** DIRECTION **
Scan the entries below and report only how many lines contain "content".

** PROVIDED MATERIAL **
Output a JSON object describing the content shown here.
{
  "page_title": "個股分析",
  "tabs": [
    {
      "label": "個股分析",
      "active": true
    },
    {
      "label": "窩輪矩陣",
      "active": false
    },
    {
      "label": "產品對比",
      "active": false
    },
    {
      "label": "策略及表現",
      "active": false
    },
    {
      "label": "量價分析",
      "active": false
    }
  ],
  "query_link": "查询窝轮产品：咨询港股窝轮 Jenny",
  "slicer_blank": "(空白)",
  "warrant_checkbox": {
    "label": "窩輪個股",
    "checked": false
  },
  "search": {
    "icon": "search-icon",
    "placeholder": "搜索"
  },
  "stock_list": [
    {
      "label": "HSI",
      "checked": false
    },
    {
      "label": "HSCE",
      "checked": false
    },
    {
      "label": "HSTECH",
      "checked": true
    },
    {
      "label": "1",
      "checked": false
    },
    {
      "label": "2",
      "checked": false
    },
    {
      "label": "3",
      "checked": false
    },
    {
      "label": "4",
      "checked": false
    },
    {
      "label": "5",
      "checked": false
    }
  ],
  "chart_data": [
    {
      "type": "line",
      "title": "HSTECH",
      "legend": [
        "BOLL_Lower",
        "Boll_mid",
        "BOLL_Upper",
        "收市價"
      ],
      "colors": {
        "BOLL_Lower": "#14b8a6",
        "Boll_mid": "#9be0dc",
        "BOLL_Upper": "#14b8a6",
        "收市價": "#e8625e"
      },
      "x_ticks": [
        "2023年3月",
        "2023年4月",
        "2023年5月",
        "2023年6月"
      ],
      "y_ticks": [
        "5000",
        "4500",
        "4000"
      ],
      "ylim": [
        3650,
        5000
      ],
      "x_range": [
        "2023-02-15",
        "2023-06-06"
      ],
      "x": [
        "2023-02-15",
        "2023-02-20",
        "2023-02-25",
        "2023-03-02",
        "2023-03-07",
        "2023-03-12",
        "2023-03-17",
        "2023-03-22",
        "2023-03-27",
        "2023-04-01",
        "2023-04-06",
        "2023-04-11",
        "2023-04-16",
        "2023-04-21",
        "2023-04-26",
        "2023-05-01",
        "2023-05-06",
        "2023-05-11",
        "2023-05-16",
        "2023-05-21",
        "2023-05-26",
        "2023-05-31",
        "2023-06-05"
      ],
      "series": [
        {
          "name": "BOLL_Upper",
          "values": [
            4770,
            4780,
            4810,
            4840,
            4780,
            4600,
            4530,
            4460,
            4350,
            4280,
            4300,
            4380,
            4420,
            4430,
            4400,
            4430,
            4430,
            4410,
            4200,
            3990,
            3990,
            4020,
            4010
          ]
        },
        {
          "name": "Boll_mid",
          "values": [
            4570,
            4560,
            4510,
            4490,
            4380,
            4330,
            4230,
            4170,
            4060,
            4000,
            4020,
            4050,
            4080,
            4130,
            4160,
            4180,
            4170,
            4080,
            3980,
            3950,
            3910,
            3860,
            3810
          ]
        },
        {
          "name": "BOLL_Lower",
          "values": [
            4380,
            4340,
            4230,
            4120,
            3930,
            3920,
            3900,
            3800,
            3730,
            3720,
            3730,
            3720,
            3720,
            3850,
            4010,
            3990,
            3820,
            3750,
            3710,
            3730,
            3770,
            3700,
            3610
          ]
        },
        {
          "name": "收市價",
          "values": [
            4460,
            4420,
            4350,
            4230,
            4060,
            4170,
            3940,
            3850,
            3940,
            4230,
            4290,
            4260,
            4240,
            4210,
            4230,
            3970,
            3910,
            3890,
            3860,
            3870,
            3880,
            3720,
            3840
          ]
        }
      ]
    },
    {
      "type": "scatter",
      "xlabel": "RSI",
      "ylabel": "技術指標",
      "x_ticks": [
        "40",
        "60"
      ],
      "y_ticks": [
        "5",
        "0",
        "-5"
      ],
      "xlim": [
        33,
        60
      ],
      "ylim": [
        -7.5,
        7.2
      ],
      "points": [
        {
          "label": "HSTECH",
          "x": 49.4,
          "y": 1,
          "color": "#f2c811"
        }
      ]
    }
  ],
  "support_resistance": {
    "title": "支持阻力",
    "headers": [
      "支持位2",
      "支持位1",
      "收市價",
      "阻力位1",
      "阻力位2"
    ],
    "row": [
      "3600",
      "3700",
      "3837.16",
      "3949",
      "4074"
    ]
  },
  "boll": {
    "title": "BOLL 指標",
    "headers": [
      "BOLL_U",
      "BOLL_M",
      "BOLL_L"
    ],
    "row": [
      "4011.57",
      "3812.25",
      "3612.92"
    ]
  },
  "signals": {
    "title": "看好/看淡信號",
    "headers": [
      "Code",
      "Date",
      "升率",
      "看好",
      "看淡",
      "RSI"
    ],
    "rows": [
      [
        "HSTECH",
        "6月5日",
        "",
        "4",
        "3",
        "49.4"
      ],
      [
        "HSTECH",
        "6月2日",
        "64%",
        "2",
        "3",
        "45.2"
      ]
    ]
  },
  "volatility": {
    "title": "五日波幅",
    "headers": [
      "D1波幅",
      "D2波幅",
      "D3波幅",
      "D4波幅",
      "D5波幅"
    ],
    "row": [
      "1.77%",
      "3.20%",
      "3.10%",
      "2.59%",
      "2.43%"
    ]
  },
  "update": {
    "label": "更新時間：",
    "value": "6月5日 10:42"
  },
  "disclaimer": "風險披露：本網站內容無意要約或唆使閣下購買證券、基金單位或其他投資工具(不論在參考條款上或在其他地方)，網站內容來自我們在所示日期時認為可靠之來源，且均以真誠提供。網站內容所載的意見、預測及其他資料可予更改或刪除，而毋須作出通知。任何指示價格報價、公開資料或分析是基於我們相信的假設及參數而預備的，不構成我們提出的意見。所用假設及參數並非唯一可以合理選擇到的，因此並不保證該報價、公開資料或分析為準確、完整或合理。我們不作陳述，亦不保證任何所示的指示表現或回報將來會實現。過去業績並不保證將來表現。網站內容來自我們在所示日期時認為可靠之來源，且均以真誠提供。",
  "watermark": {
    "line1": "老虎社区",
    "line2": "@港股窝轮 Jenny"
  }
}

---

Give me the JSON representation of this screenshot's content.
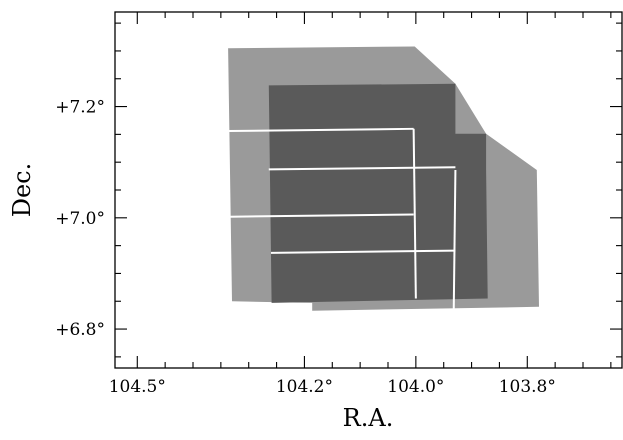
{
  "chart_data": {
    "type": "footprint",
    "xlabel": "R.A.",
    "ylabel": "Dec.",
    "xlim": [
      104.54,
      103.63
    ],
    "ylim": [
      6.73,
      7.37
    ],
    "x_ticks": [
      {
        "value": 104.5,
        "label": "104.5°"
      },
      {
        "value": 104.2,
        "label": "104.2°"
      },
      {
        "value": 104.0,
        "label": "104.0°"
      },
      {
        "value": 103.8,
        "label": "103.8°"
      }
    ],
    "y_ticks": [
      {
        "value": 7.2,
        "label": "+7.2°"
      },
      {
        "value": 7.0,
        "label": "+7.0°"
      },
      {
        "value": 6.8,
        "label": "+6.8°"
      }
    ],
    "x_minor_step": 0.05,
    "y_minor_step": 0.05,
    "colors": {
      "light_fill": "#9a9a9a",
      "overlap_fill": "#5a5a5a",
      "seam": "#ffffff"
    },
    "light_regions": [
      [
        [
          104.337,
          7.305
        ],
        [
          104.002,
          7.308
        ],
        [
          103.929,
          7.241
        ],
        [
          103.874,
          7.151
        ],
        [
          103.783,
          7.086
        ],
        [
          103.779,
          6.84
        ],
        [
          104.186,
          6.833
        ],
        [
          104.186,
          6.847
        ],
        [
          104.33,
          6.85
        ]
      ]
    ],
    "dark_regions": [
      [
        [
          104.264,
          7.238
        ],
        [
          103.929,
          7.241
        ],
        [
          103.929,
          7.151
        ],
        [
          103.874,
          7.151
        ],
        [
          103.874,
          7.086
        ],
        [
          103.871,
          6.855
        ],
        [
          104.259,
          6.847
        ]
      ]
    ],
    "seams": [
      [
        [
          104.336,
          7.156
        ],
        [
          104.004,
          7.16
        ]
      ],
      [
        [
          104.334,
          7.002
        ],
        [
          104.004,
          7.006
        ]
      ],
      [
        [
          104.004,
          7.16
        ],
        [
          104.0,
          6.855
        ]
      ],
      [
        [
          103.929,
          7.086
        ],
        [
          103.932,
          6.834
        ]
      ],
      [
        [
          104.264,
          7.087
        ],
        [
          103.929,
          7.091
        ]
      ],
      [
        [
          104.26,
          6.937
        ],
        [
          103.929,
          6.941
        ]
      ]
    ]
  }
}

** ANSWER FOR THIS EXERCISE **
2